## Given exercise
The answer is one number: how many lines hold the string "BEAUTY".

++++++

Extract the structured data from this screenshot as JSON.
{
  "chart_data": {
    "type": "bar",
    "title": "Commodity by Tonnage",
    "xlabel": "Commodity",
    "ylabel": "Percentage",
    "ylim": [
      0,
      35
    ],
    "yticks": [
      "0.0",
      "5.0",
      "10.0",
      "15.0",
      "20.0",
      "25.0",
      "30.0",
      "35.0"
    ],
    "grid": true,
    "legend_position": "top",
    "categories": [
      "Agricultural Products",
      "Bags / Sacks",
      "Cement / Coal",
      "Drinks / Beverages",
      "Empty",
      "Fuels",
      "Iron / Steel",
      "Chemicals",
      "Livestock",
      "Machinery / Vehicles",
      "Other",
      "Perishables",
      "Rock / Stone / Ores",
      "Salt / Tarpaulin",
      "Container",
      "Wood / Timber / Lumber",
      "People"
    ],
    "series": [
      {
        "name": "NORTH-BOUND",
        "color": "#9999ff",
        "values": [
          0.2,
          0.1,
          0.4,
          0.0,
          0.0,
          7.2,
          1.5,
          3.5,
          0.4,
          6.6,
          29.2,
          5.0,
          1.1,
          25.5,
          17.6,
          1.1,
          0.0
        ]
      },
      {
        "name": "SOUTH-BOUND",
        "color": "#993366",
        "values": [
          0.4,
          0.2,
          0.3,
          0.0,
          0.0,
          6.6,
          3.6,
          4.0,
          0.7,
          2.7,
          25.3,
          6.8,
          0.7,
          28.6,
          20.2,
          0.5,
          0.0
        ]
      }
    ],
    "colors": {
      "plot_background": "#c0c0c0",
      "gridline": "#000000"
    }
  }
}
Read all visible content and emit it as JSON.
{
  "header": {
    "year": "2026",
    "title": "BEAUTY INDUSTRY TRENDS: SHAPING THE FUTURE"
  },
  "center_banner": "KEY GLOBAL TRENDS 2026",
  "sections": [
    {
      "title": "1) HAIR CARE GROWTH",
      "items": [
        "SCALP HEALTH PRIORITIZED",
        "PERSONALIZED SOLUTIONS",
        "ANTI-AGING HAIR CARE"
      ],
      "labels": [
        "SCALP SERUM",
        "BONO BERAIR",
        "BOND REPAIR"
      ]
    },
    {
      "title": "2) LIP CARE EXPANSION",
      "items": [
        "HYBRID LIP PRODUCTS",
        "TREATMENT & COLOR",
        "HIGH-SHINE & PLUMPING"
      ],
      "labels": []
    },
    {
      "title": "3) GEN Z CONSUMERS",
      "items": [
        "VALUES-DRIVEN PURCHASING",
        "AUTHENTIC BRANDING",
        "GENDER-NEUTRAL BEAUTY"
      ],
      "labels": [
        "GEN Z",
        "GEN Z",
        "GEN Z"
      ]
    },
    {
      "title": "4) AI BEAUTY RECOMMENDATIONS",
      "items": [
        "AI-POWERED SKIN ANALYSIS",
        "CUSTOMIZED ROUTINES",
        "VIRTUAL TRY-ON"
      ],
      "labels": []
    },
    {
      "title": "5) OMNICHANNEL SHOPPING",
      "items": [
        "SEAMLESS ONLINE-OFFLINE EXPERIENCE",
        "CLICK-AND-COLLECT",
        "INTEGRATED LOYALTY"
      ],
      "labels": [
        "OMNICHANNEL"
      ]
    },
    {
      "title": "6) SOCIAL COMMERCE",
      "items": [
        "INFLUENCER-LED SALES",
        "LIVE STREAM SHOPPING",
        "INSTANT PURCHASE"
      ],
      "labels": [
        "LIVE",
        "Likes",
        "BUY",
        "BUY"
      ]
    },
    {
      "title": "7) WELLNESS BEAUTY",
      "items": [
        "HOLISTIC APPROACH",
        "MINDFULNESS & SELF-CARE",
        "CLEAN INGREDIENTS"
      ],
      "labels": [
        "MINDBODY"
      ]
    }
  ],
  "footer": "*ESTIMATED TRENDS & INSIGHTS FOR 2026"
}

++++++

## Task result
4